TASK TO CARRY OUT:
In the data, find each line where the word "name" appears and list that line.

(Collection entries)
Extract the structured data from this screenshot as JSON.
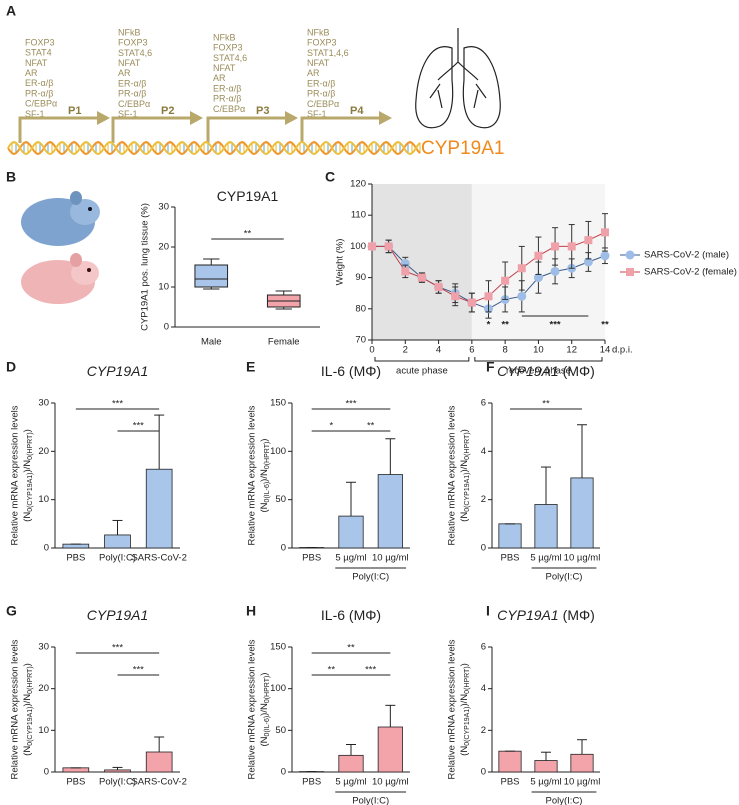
{
  "panel_labels": [
    "A",
    "B",
    "C",
    "D",
    "E",
    "F",
    "G",
    "H",
    "I"
  ],
  "panel_a": {
    "gene": "CYP19A1",
    "promoters": [
      {
        "name": "P1",
        "factors": [
          "FOXP3",
          "STAT4",
          "NFAT",
          "AR",
          "ER-α/β",
          "PR-α/β",
          "C/EBPα",
          "SF-1"
        ]
      },
      {
        "name": "P2",
        "factors": [
          "NFkB",
          "FOXP3",
          "STAT4,6",
          "NFAT",
          "AR",
          "ER-α/β",
          "PR-α/β",
          "C/EBPα",
          "SF-1"
        ]
      },
      {
        "name": "P3",
        "factors": [
          "NFkB",
          "FOXP3",
          "STAT4,6",
          "NFAT",
          "AR",
          "ER-α/β",
          "PR-α/β",
          "C/EBPα"
        ]
      },
      {
        "name": "P4",
        "factors": [
          "NFkB",
          "FOXP3",
          "STAT1,4,6",
          "NFAT",
          "AR",
          "ER-α/β",
          "PR-α/β",
          "C/EBPα",
          "SF-1"
        ]
      }
    ]
  },
  "chart_data": [
    {
      "type": "box",
      "title": "CYP19A1",
      "y_label": "CYP19A1 pos. lung tissue (%)",
      "categories": [
        "Male",
        "Female"
      ],
      "boxes": [
        {
          "min": 9.5,
          "q1": 10,
          "median": 12,
          "q3": 15.5,
          "max": 17,
          "color": "#a9c5ea"
        },
        {
          "min": 4.5,
          "q1": 5,
          "median": 6.5,
          "q3": 8,
          "max": 9,
          "color": "#f3a4ab"
        }
      ],
      "ylim": [
        0,
        30
      ],
      "yticks": [
        0,
        10,
        20,
        30
      ],
      "significance": [
        {
          "from": "Male",
          "to": "Female",
          "label": "**"
        }
      ]
    },
    {
      "type": "line",
      "y_label": "Weight (%)",
      "x_unit": "d.p.i.",
      "x": [
        0,
        1,
        2,
        3,
        4,
        5,
        6,
        7,
        8,
        9,
        10,
        11,
        12,
        13,
        14
      ],
      "xlim": [
        0,
        14
      ],
      "xticks": [
        0,
        2,
        4,
        6,
        8,
        10,
        12,
        14
      ],
      "ylim": [
        70,
        120
      ],
      "yticks": [
        70,
        80,
        90,
        100,
        110,
        120
      ],
      "phases": [
        {
          "label": "acute phase",
          "from": 0,
          "to": 6,
          "color": "#e3e3e3"
        },
        {
          "label": "recovery phase",
          "from": 6,
          "to": 14,
          "color": "#f5f5f5"
        }
      ],
      "series": [
        {
          "name": "SARS-CoV-2 (male)",
          "color": "#9dbde6",
          "marker": "circle",
          "values": [
            100,
            100,
            94.5,
            90,
            87,
            85,
            82,
            80,
            83,
            84,
            90,
            92,
            93,
            95,
            97
          ],
          "errors": [
            0,
            2,
            2,
            1.5,
            2,
            3,
            3,
            3,
            4,
            5,
            5,
            4,
            3,
            3,
            2.5
          ]
        },
        {
          "name": "SARS-CoV-2 (female)",
          "color": "#f0a0a8",
          "marker": "square",
          "values": [
            100,
            100,
            92,
            90,
            87,
            84,
            82,
            84,
            89,
            93,
            97,
            100,
            100,
            102,
            104.5
          ],
          "errors": [
            0,
            2,
            2,
            1.5,
            2,
            3,
            3,
            5,
            6,
            7,
            6,
            6,
            7,
            6,
            6
          ]
        }
      ],
      "annotations": [
        {
          "label": "*",
          "from": 7,
          "to": 7
        },
        {
          "label": "**",
          "from": 8,
          "to": 8
        },
        {
          "label": "***",
          "from": 9,
          "to": 13
        },
        {
          "label": "**",
          "from": 14,
          "to": 14
        }
      ]
    },
    {
      "type": "bar",
      "title": "CYP19A1",
      "title_italic": true,
      "y_label": "Relative mRNA expression levels",
      "y_label_2": [
        "(N",
        "0(CYP19A1)",
        ")/N",
        "0(HPRT)",
        ")"
      ],
      "categories": [
        "PBS",
        "Poly(I:C)",
        "SARS-CoV-2"
      ],
      "values": [
        0.8,
        2.7,
        16.3
      ],
      "errors": [
        0,
        3,
        11.2
      ],
      "color": "#a9c5ea",
      "ylim": [
        0,
        30
      ],
      "yticks": [
        0,
        10,
        20,
        30
      ],
      "significance": [
        {
          "from": "PBS",
          "to": "SARS-CoV-2",
          "label": "***"
        },
        {
          "from": "Poly(I:C)",
          "to": "SARS-CoV-2",
          "label": "***"
        }
      ]
    },
    {
      "type": "bar",
      "title": "IL-6 (MΦ)",
      "title_italic": false,
      "y_label": "Relative mRNA expression levels",
      "y_label_2": [
        "(N",
        "0(IL-6)",
        ")/N",
        "0(HPRT)",
        ")"
      ],
      "categories": [
        "PBS",
        "5 µg/ml",
        "10 µg/ml"
      ],
      "values": [
        0.5,
        33,
        76
      ],
      "errors": [
        0,
        35,
        37
      ],
      "color": "#a9c5ea",
      "ylim": [
        0,
        150
      ],
      "yticks": [
        0,
        50,
        100,
        150
      ],
      "group": {
        "label": "Poly(I:C)",
        "from": "5 µg/ml",
        "to": "10 µg/ml"
      },
      "significance": [
        {
          "from": "PBS",
          "to": "10 µg/ml",
          "label": "***"
        },
        {
          "from": "PBS",
          "to": "5 µg/ml",
          "label": "*"
        },
        {
          "from": "5 µg/ml",
          "to": "10 µg/ml",
          "label": "**"
        }
      ]
    },
    {
      "type": "bar",
      "title": "CYP19A1",
      "title_italic": true,
      "title_suffix": "(MΦ)",
      "y_label": "Relative mRNA expression levels",
      "y_label_2": [
        "(N",
        "0(CYP19A1)",
        ")/N",
        "0(HPRT)",
        ")"
      ],
      "categories": [
        "PBS",
        "5 µg/ml",
        "10 µg/ml"
      ],
      "values": [
        1,
        1.8,
        2.9
      ],
      "errors": [
        0,
        1.55,
        2.2
      ],
      "color": "#a9c5ea",
      "ylim": [
        0,
        6
      ],
      "yticks": [
        0,
        2,
        4,
        6
      ],
      "group": {
        "label": "Poly(I:C)",
        "from": "5 µg/ml",
        "to": "10 µg/ml"
      },
      "significance": [
        {
          "from": "PBS",
          "to": "10 µg/ml",
          "label": "**"
        }
      ]
    },
    {
      "type": "bar",
      "title": "CYP19A1",
      "title_italic": true,
      "y_label": "Relative mRNA expression levels",
      "y_label_2": [
        "(N",
        "0(CYP19A1)",
        ")/N",
        "0(HPRT)",
        ")"
      ],
      "categories": [
        "PBS",
        "Poly(I:C)",
        "SARS-CoV-2"
      ],
      "values": [
        1,
        0.5,
        4.8
      ],
      "errors": [
        0,
        0.6,
        3.6
      ],
      "color": "#f3a4ab",
      "ylim": [
        0,
        30
      ],
      "yticks": [
        0,
        10,
        20,
        30
      ],
      "significance": [
        {
          "from": "PBS",
          "to": "SARS-CoV-2",
          "label": "***"
        },
        {
          "from": "Poly(I:C)",
          "to": "SARS-CoV-2",
          "label": "***"
        }
      ]
    },
    {
      "type": "bar",
      "title": "IL-6 (MΦ)",
      "title_italic": false,
      "y_label": "Relative mRNA expression levels",
      "y_label_2": [
        "(N",
        "0(IL-6)",
        ")/N",
        "0(HPRT)",
        ")"
      ],
      "categories": [
        "PBS",
        "5 µg/ml",
        "10 µg/ml"
      ],
      "values": [
        0.5,
        20,
        54
      ],
      "errors": [
        0,
        13,
        26
      ],
      "color": "#f3a4ab",
      "ylim": [
        0,
        150
      ],
      "yticks": [
        0,
        50,
        100,
        150
      ],
      "group": {
        "label": "Poly(I:C)",
        "from": "5 µg/ml",
        "to": "10 µg/ml"
      },
      "significance": [
        {
          "from": "PBS",
          "to": "10 µg/ml",
          "label": "**"
        },
        {
          "from": "PBS",
          "to": "5 µg/ml",
          "label": "**"
        },
        {
          "from": "5 µg/ml",
          "to": "10 µg/ml",
          "label": "***"
        }
      ]
    },
    {
      "type": "bar",
      "title": "CYP19A1",
      "title_italic": true,
      "title_suffix": "(MΦ)",
      "y_label": "Relative mRNA expression levels",
      "y_label_2": [
        "(N",
        "0(CYP19A1)",
        ")/N",
        "0(HPRT)",
        ")"
      ],
      "categories": [
        "PBS",
        "5 µg/ml",
        "10 µg/ml"
      ],
      "values": [
        1,
        0.55,
        0.85
      ],
      "errors": [
        0,
        0.4,
        0.7
      ],
      "color": "#f3a4ab",
      "ylim": [
        0,
        6
      ],
      "yticks": [
        0,
        2,
        4,
        6
      ],
      "group": {
        "label": "Poly(I:C)",
        "from": "5 µg/ml",
        "to": "10 µg/ml"
      },
      "significance": []
    }
  ]
}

OUTPUT OF THE EXERCISE:
        "name": "P1",
        "name": "P2",
        "name": "P3",
        "name": "P4",
          "name": "SARS-CoV-2 (male)",
          "name": "SARS-CoV-2 (female)",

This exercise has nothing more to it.